Chapter OneCOLONIALISM, MODERNITY, AND MUSIC: PRELIMINARY NOTES ON THE RISE OF TONALITY AND OPERA
Hide your wives and daughters, hide the groceries too The great nations of Europe comin' through. -Randy Newman, "The Great Nations of Europe"
The emergence in the 1980s of scholarship on colonialism and postcolonialism has energized the study of history, allowing scholars to understand the extent to which some of the great metanarratives of modernity were caught up in Europe's colonial projects, so much so that earlier considerations of modernity have come to seem to be incomplete. Scholars from historically marginalized groups have sought to dislodge the stories that western culture has told about itself, and histories and methods developed by students of western European colonial projects have destabilized western representations of its own history. "Modernity appears when Europe affirms itself as the 'center' of a World History that it inaugurates; the 'periphery' that surrounds this center is consequently part of its self-definition," writes Enrique Dussel.
Music was not left unaffected by Europe's colonial endeavors and the course of modernity. This chapter will outline the impact of the "discovery" of the New World on European thought and culture, and how this discovery-and colonialism more generally-shaped western European musical practices. I will argue that colonialism's well-known effect of solidifying European conceptions of selfhood against nonwestern Others is registered in the establishment of tonality (the system of functional harmony that was dominant in art music in the west from around 1600 to 1900 and remains dominant in most western musics); and the rise of opera as a coherent genre. This is a big project for a single chapter, but I hope that it can play a role in stimulating more cultural and historical approaches to the study of musical systems and genres, adding to important work begun by Susan McClary and John Shepherd and others on tonality.

__Listed records__.

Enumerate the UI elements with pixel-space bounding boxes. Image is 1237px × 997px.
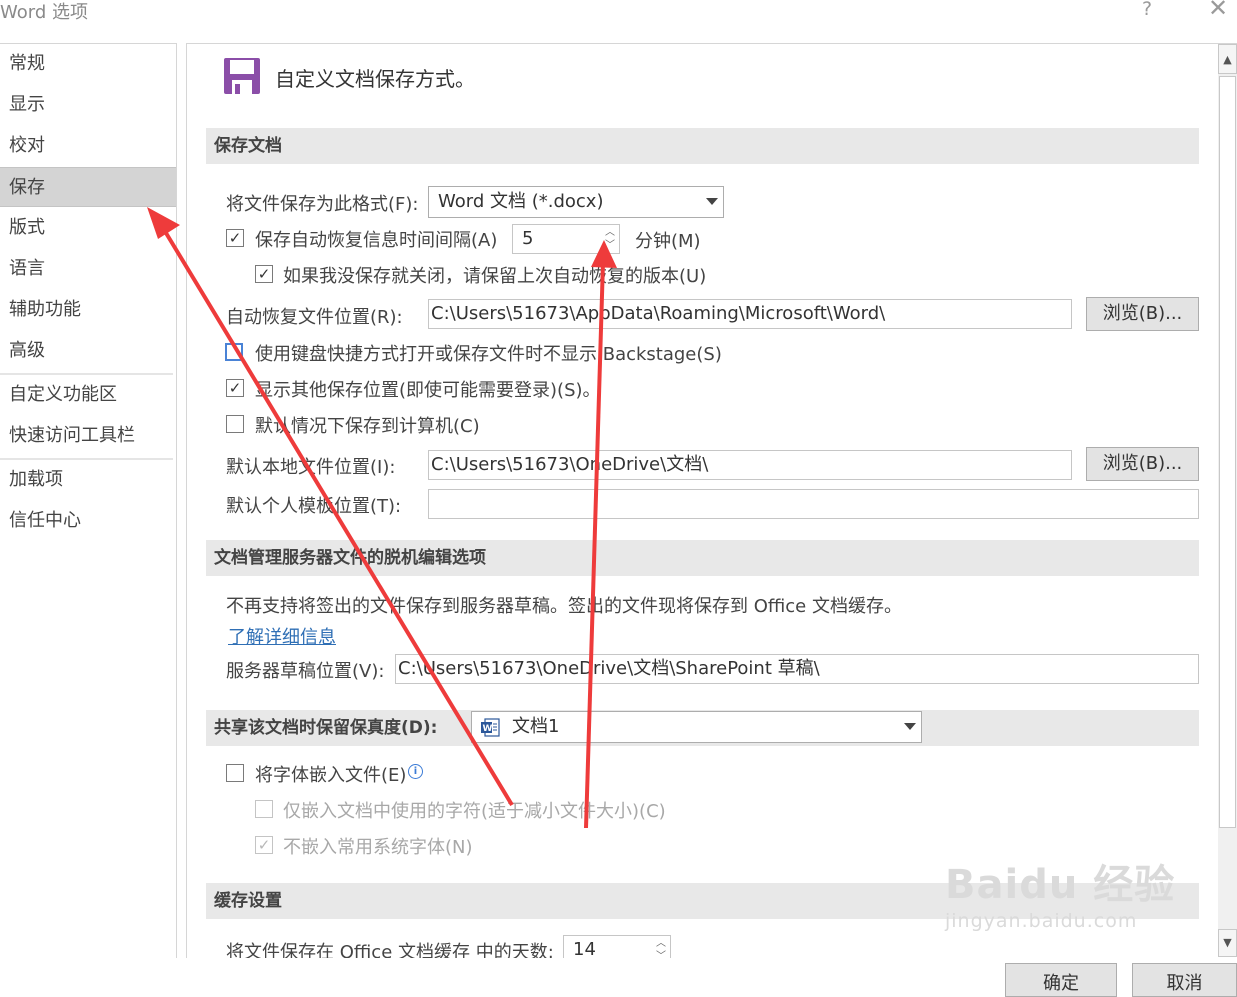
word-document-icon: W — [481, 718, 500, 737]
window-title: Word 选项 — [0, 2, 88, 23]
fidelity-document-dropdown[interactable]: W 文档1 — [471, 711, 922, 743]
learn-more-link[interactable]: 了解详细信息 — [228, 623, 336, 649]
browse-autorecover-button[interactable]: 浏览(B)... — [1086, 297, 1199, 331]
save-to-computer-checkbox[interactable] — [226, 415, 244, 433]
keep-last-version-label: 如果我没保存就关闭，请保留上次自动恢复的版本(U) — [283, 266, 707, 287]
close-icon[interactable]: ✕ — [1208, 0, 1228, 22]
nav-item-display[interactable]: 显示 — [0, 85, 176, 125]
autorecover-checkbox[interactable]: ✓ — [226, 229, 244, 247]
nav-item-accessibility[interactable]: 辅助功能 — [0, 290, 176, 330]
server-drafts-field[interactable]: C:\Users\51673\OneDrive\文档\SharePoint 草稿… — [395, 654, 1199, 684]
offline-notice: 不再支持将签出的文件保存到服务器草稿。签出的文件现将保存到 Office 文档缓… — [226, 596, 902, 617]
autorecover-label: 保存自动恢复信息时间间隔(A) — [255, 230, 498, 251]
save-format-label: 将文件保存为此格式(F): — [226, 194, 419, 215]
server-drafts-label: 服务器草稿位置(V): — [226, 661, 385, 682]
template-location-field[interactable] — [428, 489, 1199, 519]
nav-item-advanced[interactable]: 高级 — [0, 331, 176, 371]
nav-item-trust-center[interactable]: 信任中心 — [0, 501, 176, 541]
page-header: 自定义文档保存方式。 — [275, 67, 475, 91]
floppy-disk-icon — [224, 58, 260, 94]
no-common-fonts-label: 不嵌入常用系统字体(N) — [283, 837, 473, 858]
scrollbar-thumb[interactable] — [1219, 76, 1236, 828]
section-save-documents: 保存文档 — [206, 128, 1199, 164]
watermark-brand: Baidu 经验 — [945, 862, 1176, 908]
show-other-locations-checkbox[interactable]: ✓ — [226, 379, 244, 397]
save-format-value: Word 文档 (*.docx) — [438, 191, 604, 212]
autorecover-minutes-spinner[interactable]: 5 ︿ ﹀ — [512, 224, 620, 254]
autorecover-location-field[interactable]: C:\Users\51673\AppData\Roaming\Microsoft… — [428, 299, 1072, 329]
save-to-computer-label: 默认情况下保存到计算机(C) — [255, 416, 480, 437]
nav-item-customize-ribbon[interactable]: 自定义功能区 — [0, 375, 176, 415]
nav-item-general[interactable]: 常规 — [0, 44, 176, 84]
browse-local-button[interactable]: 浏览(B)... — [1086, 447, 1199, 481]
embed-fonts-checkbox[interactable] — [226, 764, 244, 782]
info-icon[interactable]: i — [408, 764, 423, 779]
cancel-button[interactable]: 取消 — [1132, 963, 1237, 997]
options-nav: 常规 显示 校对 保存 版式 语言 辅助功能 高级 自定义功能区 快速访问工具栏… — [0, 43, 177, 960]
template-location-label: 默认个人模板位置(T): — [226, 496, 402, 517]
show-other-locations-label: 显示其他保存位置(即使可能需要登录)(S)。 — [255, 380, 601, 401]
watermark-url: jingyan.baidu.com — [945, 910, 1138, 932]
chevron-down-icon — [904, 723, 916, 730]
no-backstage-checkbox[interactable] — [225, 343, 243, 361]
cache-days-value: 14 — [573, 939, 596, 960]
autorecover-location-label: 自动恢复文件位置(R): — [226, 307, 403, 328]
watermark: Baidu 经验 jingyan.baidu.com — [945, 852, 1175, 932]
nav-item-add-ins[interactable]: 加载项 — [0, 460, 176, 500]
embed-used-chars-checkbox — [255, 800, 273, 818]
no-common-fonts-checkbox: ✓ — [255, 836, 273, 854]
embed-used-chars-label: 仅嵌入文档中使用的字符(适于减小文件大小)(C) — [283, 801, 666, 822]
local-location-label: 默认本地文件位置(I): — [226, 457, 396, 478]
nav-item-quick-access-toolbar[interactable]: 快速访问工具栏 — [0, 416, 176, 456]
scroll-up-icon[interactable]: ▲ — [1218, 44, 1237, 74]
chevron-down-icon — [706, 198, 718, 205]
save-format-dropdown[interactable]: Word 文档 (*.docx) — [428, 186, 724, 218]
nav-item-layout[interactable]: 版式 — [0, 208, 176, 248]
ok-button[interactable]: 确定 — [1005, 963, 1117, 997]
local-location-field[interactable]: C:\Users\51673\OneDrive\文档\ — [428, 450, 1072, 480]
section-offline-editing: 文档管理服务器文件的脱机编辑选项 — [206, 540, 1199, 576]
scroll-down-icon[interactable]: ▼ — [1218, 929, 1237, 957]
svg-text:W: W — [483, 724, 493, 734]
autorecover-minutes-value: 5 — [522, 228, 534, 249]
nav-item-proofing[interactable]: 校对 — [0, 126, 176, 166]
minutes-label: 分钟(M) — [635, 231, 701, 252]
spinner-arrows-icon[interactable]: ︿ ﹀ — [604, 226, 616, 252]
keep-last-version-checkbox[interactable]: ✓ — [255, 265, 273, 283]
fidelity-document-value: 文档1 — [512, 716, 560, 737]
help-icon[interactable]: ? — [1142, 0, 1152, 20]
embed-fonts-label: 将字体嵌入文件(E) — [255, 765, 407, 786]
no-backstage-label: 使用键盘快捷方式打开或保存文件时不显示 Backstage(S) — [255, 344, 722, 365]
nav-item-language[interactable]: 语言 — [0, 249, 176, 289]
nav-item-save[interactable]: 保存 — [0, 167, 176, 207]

__Work to do__.
(1) Please quote the part of the passage on colonialism and music that opens with the words containing "The emergence in" and closes with "writes Enrique Dussel.".
(2) According to the passage on colonialism and music, during roughly what span of years was tonality dominant in western art music?
(3) Carry on the passage on colonialism and music from the point where it stops.
The data is separate material and is not part of the passage on colonialism and music.

__Answers provided__.
(1)
The emergence in the 1980s of scholarship on colonialism and postcolonialism has energized the study of history, allowing scholars to understand the extent to which some of the great metanarratives of modernity were caught up in Europe's colonial projects, so much so that earlier considerations of modernity have come to seem to be incomplete. Scholars from historically marginalized groups have sought to dislodge the stories that western culture has told about itself, and histories and methods developed by students of western European colonial projects have destabilized western representations of its own history. "Modernity appears when Europe affirms itself as the 'center' of a World History that it inaugurates; the 'periphery' that surrounds this center is consequently part of its self-definition," writes Enrique Dussel.

(2) From around 1600 to 1900.

(3)
Incorporating the histories of various western European colonial projects into our conceptions of European modernity allows-even forces-profound changes in our understanding of important events in early modern western European music history. The main axis along which European modernity was affected by its colonial projects was the conceptions of selfhood, which were caught up in a complex relationship to the Others at home and abroad.
Before embarking on the substance of this chapter I must make clear that the rise of tonality and the rise of opera were both multi-sited and messy; there is no singular narrative of origins that can adequately capture either. Yet it is nonetheless clear that both tonality as a musical system and opera as a genre coalesced into reasonably coherent and identifiable phenomena, though with local variations, especially with respect to opera. While the more localized stories of the rise of tonality and opera are extremely interesting and have been well documented by musicologists, my interest here is a broader set of issues: why local practices all over Europe eventually gave us tonality and opera as we have come to know them. In telling this story, some specifics will have to be omitted to keep in focus the larger question of the historical and cultural forces shaping the rise of tonality and opera.
The central argument of this chapter is simple: that tonality and opera gained a foothold, and then dominance, in western European culture when they did because of European conceptions of selfhood and otherness, particularly after the rise of European colonialism. And so it is important here to outline the rise of European colonialism and the changes in ideology and culture that it wrought in western Europe, changes that were grappled with musically as in other arenas of the production of cultural forms. Much of this territory has been covered before, but it is necessary to rehearse it here to provide a context for the consideration of music to come. The main thrust of the following history concerns new conceptions of self and Other, conceptions reconfigured in large part because of European colonial projects.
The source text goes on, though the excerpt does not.